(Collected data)
— Begin —

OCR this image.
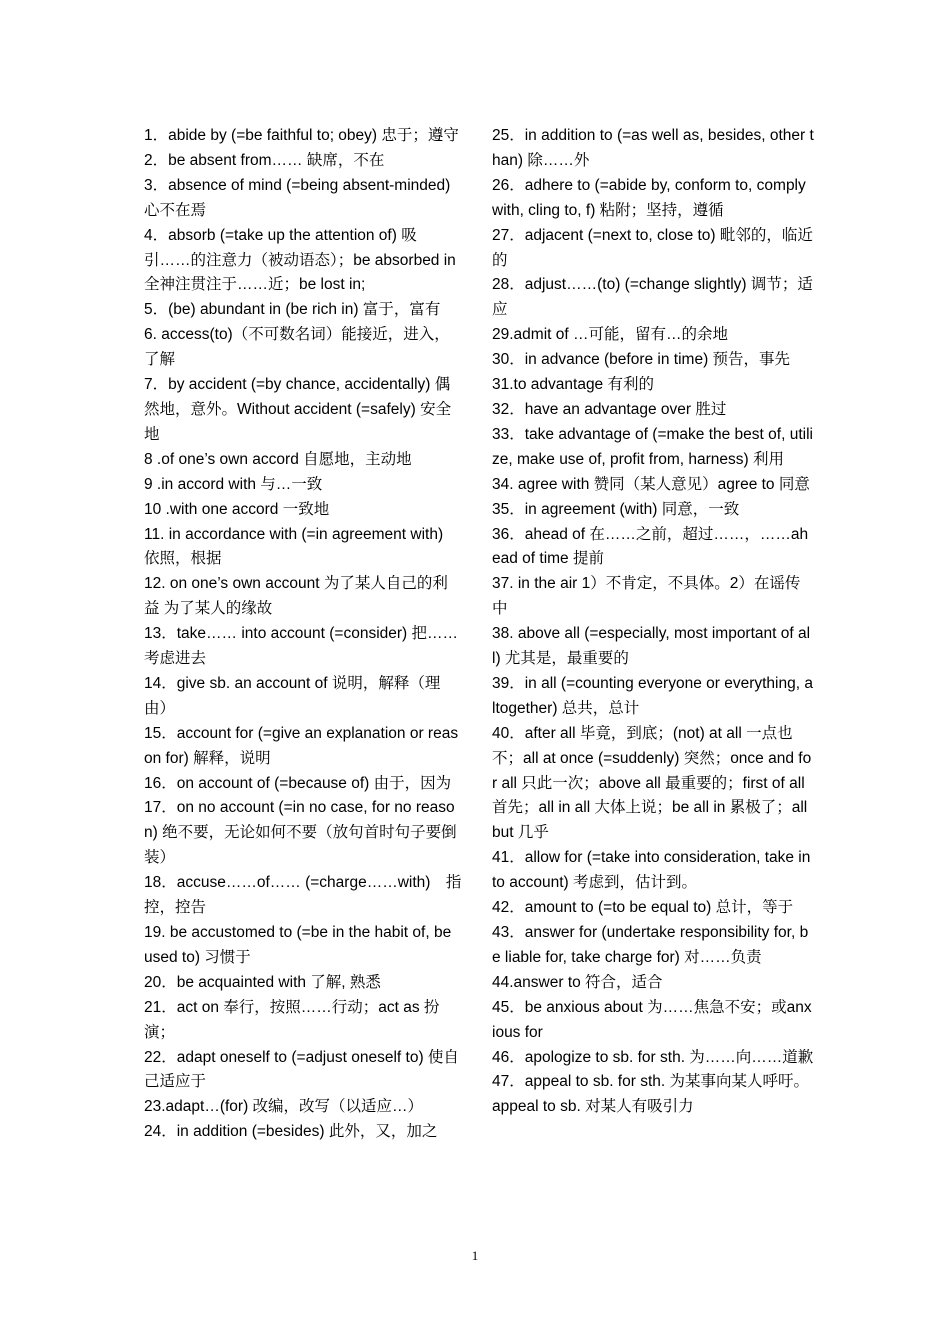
1．abide by (=be faithful to; obey) 忠于；遵守

2．be absent from…… 缺席，不在

3．absence of mind (=being absent-minded) 心不在焉

4．absorb (=take up the attention of) 吸引……的注意力（被动语态）；be absorbed in 全神注贯注于……近；be lost in;

5．(be) abundant in (be rich in) 富于，富有

6. access(to)（不可数名词）能接近，进入，了解

7．by accident (=by chance, accidentally) 偶然地，意外。Without accident (=safely) 安全地

8 .of one’s own accord 自愿地，主动地

9 .in accord with 与…一致

10 .with one accord 一致地

11. in accordance with (=in agreement with) 依照，根据

12. on one’s own account 为了某人自己的利益 为了某人的缘故

13．take…… into account (=consider) 把……考虑进去

14．give sb. an account of 说明，解释（理由）

15．account for (=give an explanation or reason for) 解释，说明

16．on account of (=because of) 由于，因为

17．on no account (=in no case, for no reason) 绝不要，无论如何不要（放句首时句子要倒装）

18．accuse……of…… (=charge……with)　指控，控告

19. be accustomed to (=be in the habit of, be used to) 习惯于

20．be acquainted with 了解, 熟悉

21．act on 奉行，按照……行动；act as 扮演；

22．adapt oneself to (=adjust oneself to) 使自己适应于

23.adapt…(for) 改编，改写（以适应…）

24．in addition (=besides) 此外，又，加之

25．in addition to (=as well as, besides, other than) 除……外

26．adhere to (=abide by, conform to, comply with, cling to, f) 粘附；坚持，遵循

27．adjacent (=next to, close to) 毗邻的，临近的

28．adjust……(to) (=change slightly) 调节；适应

29.admit of …可能，留有…的余地

30．in advance (before in time) 预告，事先

31.to advantage 有利的

32．have an advantage over 胜过

33．take advantage of (=make the best of, utilize, make use of, profit from, harness) 利用

34. agree with 赞同（某人意见）agree to 同意

35．in agreement (with) 同意，一致

36．ahead of 在……之前，超过……，……ahead of time 提前

37. in the air 1）不肯定，不具体。2）在谣传中

38. above all (=especially, most important of all) 尤其是，最重要的

39．in all (=counting everyone or everything, altogether) 总共，总计

40．after all 毕竟，到底；(not) at all 一点也不；all at once (=suddenly) 突然；once and for all 只此一次；above all 最重要的；first of all 首先；all in all 大体上说；be all in 累极了；all but 几乎

41．allow for (=take into consideration, take into account) 考虑到，估计到。

42．amount to (=to be equal to) 总计，等于

43．answer for (undertake responsibility for, be liable for, take charge for) 对……负责

44.answer to 符合，适合

45．be anxious about 为……焦急不安；或anxious for

46．apologize to sb. for sth. 为……向……道歉

47．appeal to sb. for sth. 为某事向某人呼吁。appeal to sb. 对某人有吸引力

1
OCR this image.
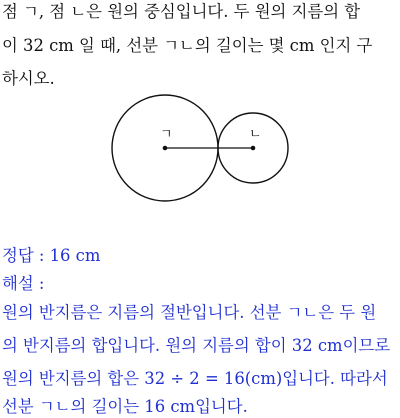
점 ㄱ, 점 ㄴ은 원의 중심입니다. 두 원의 지름의 합
이 32 cm 일 때, 선분 ㄱㄴ의 길이는 몇 cm 인지 구
하시오.
ㄱ	ㄴ
정답 : 16 cm
해설 :
원의 반지름은 지름의 절반입니다. 선분 ㄱㄴ은 두 원
의 반지름의 합입니다. 원의 지름의 합이 32 cm이므로
원의 반지름의 합은 32 ÷ 2 = 16(cm)입니다. 따라서
선분 ㄱㄴ의 길이는 16 cm입니다.
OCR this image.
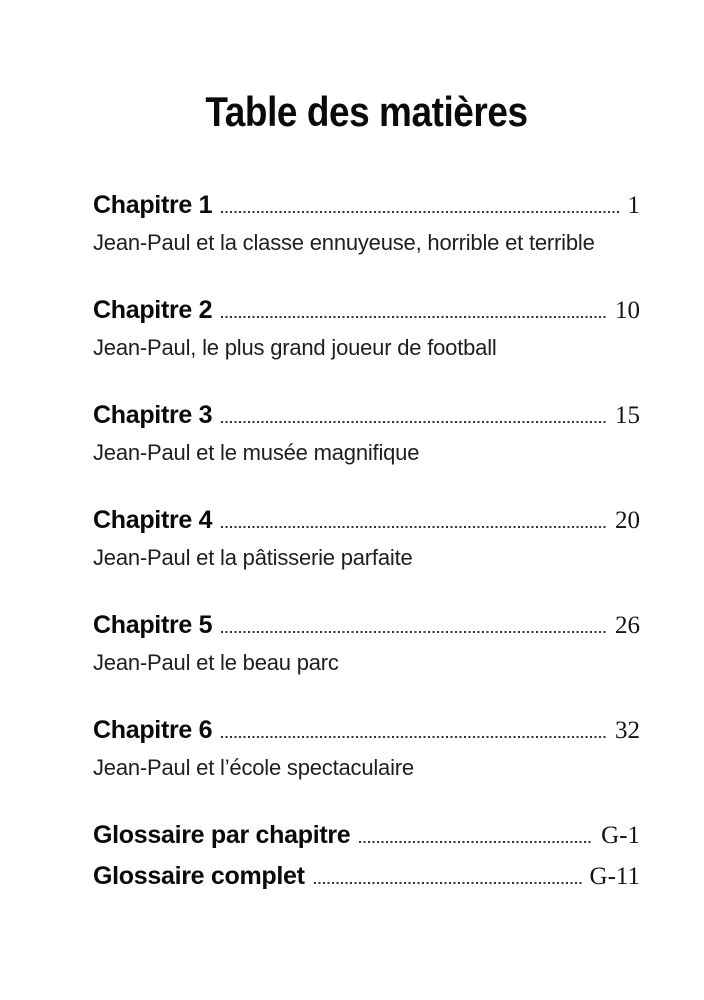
Table des matières
Chapitre 1	1
Jean-Paul et la classe ennuyeuse, horrible et terrible
Chapitre 2	10
Jean-Paul, le plus grand joueur de football
Chapitre 3	15
Jean-Paul et le musée magnifique
Chapitre 4	20
Jean-Paul et la pâtisserie parfaite
Chapitre 5	26
Jean-Paul et le beau parc
Chapitre 6	32
Jean-Paul et l’école spectaculaire
Glossaire par chapitre	G-1
Glossaire complet	G-11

— End —

> Stated goal: Pick out and copy every line that contains the word "answer".

> Final result:
43．answer for (undertake responsibility for, be liable for, take charge for) 对……负责
44.answer to 符合，适合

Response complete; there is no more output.